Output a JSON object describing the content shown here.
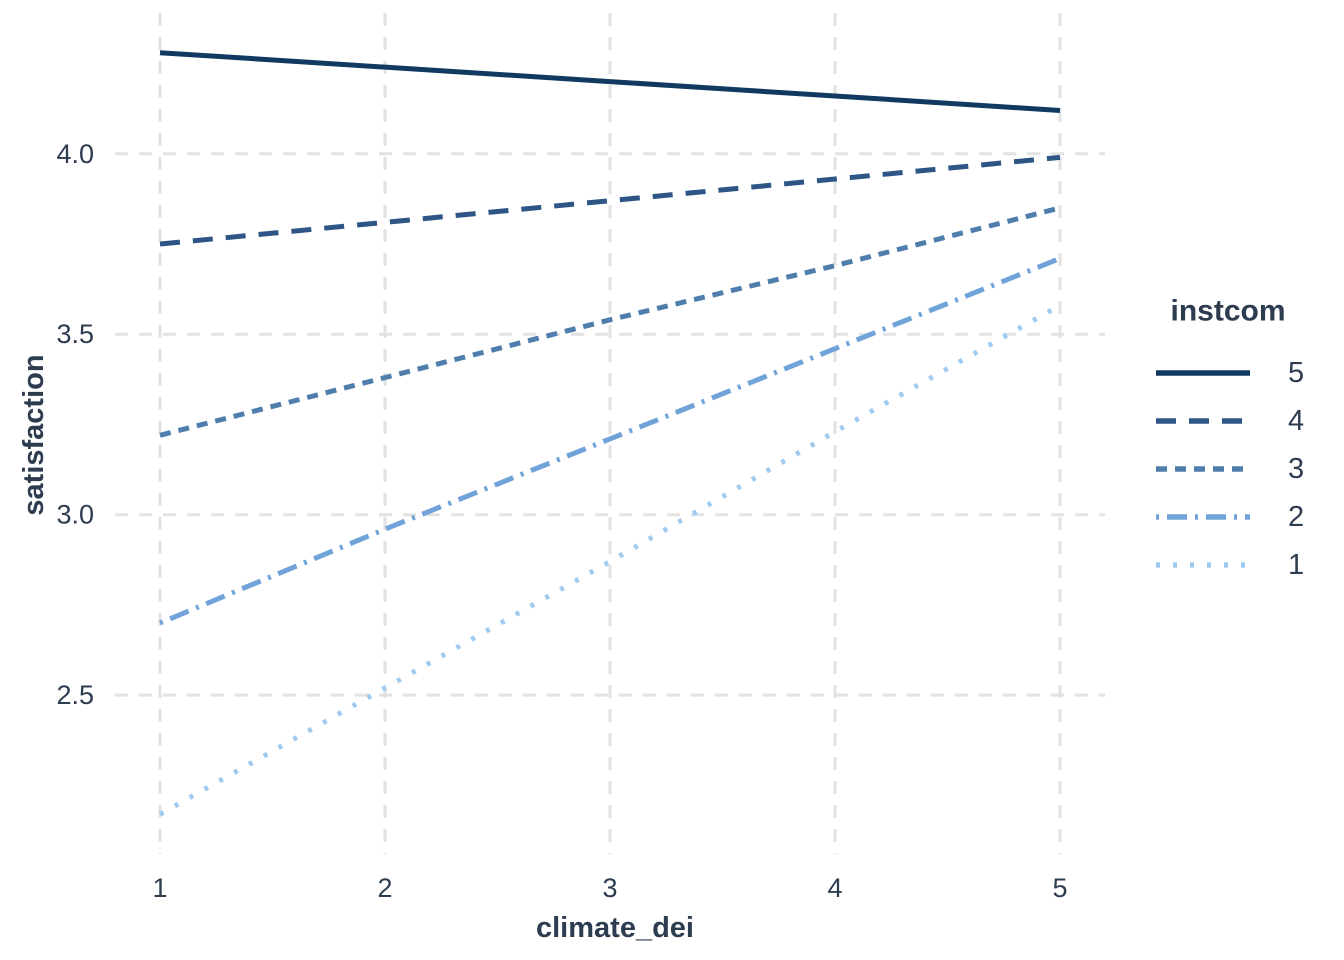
{
  "chart_data": {
    "type": "line",
    "title": "",
    "xlabel": "climate_dei",
    "ylabel": "satisfaction",
    "x": [
      1,
      2,
      3,
      4,
      5
    ],
    "xlim": [
      0.8,
      5.2
    ],
    "ylim": [
      2.06,
      4.39
    ],
    "x_ticks": [
      1,
      2,
      3,
      4,
      5
    ],
    "y_ticks": [
      2.5,
      3.0,
      3.5,
      4.0
    ],
    "grid": "dashed-major-only",
    "legend": {
      "title": "instcom",
      "position": "right",
      "entries": [
        "5",
        "4",
        "3",
        "2",
        "1"
      ]
    },
    "series": [
      {
        "name": "5",
        "linetype": "solid",
        "color": "#113a60",
        "values": [
          4.28,
          4.24,
          4.2,
          4.16,
          4.12
        ]
      },
      {
        "name": "4",
        "linetype": "dashed",
        "color": "#2d5585",
        "values": [
          3.75,
          3.81,
          3.87,
          3.93,
          3.99
        ]
      },
      {
        "name": "3",
        "linetype": "shortdash",
        "color": "#4f7eac",
        "values": [
          3.22,
          3.38,
          3.54,
          3.69,
          3.85
        ]
      },
      {
        "name": "2",
        "linetype": "dotdash",
        "color": "#6fa3d9",
        "values": [
          2.7,
          2.96,
          3.21,
          3.46,
          3.71
        ]
      },
      {
        "name": "1",
        "linetype": "dotted",
        "color": "#a0cbf1",
        "values": [
          2.17,
          2.52,
          2.87,
          3.23,
          3.58
        ]
      }
    ]
  },
  "style": {
    "text_color": "#2e3c50",
    "grid_color": "#e2e2e2",
    "background": "#ffffff"
  }
}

- Aim of the exercise -
Every entry above should be duplicated exactly. Do not include the images.

- Exercise output -
Output a JSON object describing the content shown here.
{
  "chart_data": {
    "type": "line",
    "title": "",
    "xlabel": "climate_dei",
    "ylabel": "satisfaction",
    "x": [
      1,
      2,
      3,
      4,
      5
    ],
    "xlim": [
      0.8,
      5.2
    ],
    "ylim": [
      2.06,
      4.39
    ],
    "x_ticks": [
      1,
      2,
      3,
      4,
      5
    ],
    "y_ticks": [
      2.5,
      3.0,
      3.5,
      4.0
    ],
    "grid": "dashed-major-only",
    "legend": {
      "title": "instcom",
      "position": "right",
      "entries": [
        "5",
        "4",
        "3",
        "2",
        "1"
      ]
    },
    "series": [
      {
        "name": "5",
        "linetype": "solid",
        "color": "#113a60",
        "values": [
          4.28,
          4.24,
          4.2,
          4.16,
          4.12
        ]
      },
      {
        "name": "4",
        "linetype": "dashed",
        "color": "#2d5585",
        "values": [
          3.75,
          3.81,
          3.87,
          3.93,
          3.99
        ]
      },
      {
        "name": "3",
        "linetype": "shortdash",
        "color": "#4f7eac",
        "values": [
          3.22,
          3.38,
          3.54,
          3.69,
          3.85
        ]
      },
      {
        "name": "2",
        "linetype": "dotdash",
        "color": "#6fa3d9",
        "values": [
          2.7,
          2.96,
          3.21,
          3.46,
          3.71
        ]
      },
      {
        "name": "1",
        "linetype": "dotted",
        "color": "#a0cbf1",
        "values": [
          2.17,
          2.52,
          2.87,
          3.23,
          3.58
        ]
      }
    ]
  },
  "style": {
    "text_color": "#2e3c50",
    "grid_color": "#e2e2e2",
    "background": "#ffffff"
  }
}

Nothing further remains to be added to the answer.